## Problem to work on
Would you copy only the lines below, from the one containing "What text is on this page?" through the very last one, leaving the pictures out?

## Items listed in a dataset
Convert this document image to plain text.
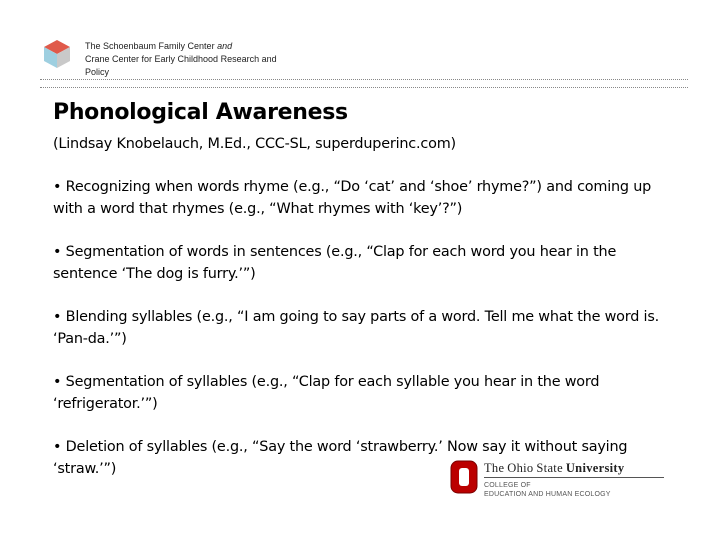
The Schoenbaum Family Center and
Crane Center for Early Childhood Research and
Policy
Phonological Awareness

(Lindsay Knobelauch, M.Ed., CCC-SL, superduperinc.com)

• Recognizing when words rhyme (e.g., “Do ‘cat’ and ‘shoe’ rhyme?”) and coming up with a word that rhymes (e.g., “What rhymes with ‘key’?”)

• Segmentation of words in sentences (e.g., “Clap for each word you hear in the sentence ‘The dog is furry.’”)

• Blending syllables (e.g., “I am going to say parts of a word. Tell me what the word is. ‘Pan-da.’”)

• Segmentation of syllables (e.g., “Clap for each syllable you hear in the word ‘refrigerator.’”)

• Deletion of syllables (e.g., “Say the word ‘strawberry.’ Now say it without saying ‘straw.’”)	The Ohio State University
COLLEGE OF
EDUCATION AND HUMAN ECOLOGY
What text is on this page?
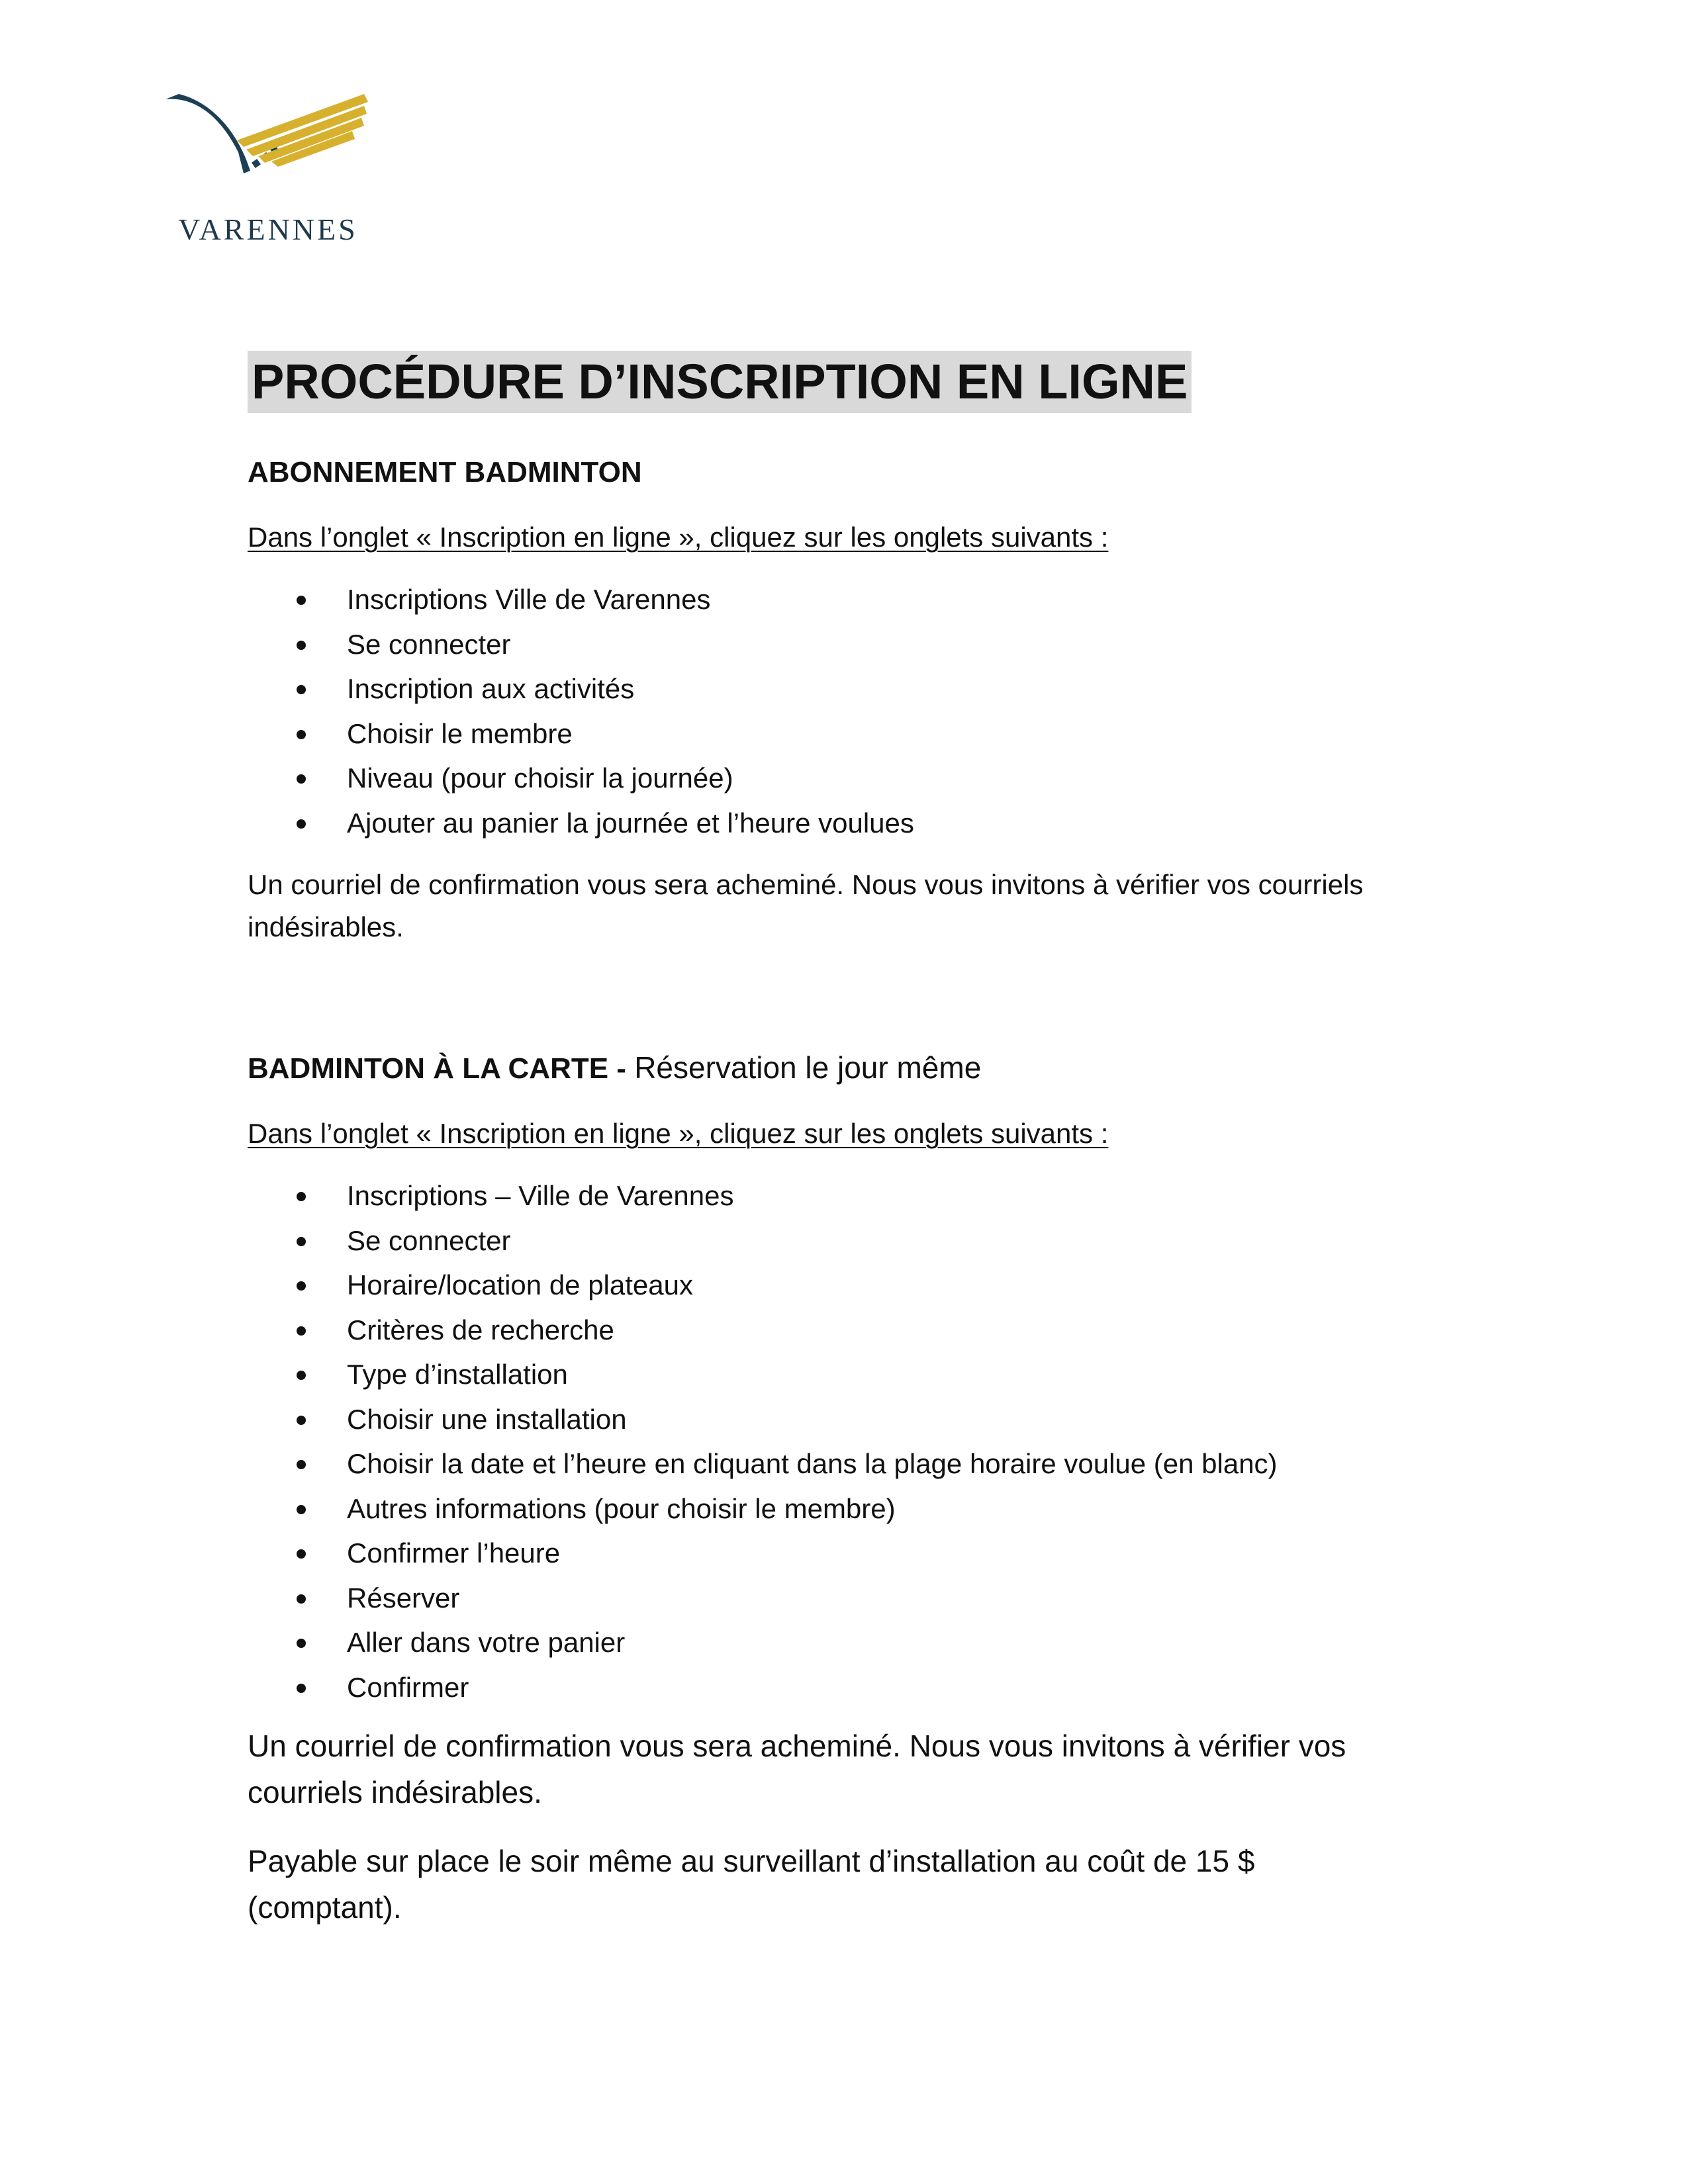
VARENNES
PROCÉDURE D’INSCRIPTION EN LIGNE

ABONNEMENT BADMINTON

Dans l’onglet « Inscription en ligne », cliquez sur les onglets suivants :

Inscriptions Ville de Varennes
Se connecter
Inscription aux activités
Choisir le membre
Niveau (pour choisir la journée)
Ajouter au panier la journée et l’heure voulues

Un courriel de confirmation vous sera acheminé. Nous vous invitons à vérifier vos courriels

indésirables.

BADMINTON À LA CARTE - Réservation le jour même

Dans l’onglet « Inscription en ligne », cliquez sur les onglets suivants :

Inscriptions – Ville de Varennes
Se connecter
Horaire/location de plateaux
Critères de recherche
Type d’installation
Choisir une installation
Choisir la date et l’heure en cliquant dans la plage horaire voulue (en blanc)
Autres informations (pour choisir le membre)
Confirmer l’heure
Réserver
Aller dans votre panier
Confirmer

Un courriel de confirmation vous sera acheminé. Nous vous invitons à vérifier vos

courriels indésirables.

Payable sur place le soir même au surveillant d’installation au coût de 15 $

(comptant).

## Response to this exercise
What text is on this page?
VARENNES
PROCÉDURE D’INSCRIPTION EN LIGNE

ABONNEMENT BADMINTON

Dans l’onglet « Inscription en ligne », cliquez sur les onglets suivants :

Inscriptions Ville de Varennes
Se connecter
Inscription aux activités
Choisir le membre
Niveau (pour choisir la journée)
Ajouter au panier la journée et l’heure voulues

Un courriel de confirmation vous sera acheminé. Nous vous invitons à vérifier vos courriels

indésirables.

BADMINTON À LA CARTE - Réservation le jour même

Dans l’onglet « Inscription en ligne », cliquez sur les onglets suivants :

Inscriptions – Ville de Varennes
Se connecter
Horaire/location de plateaux
Critères de recherche
Type d’installation
Choisir une installation
Choisir la date et l’heure en cliquant dans la plage horaire voulue (en blanc)
Autres informations (pour choisir le membre)
Confirmer l’heure
Réserver
Aller dans votre panier
Confirmer

Un courriel de confirmation vous sera acheminé. Nous vous invitons à vérifier vos

courriels indésirables.

Payable sur place le soir même au surveillant d’installation au coût de 15 $

(comptant).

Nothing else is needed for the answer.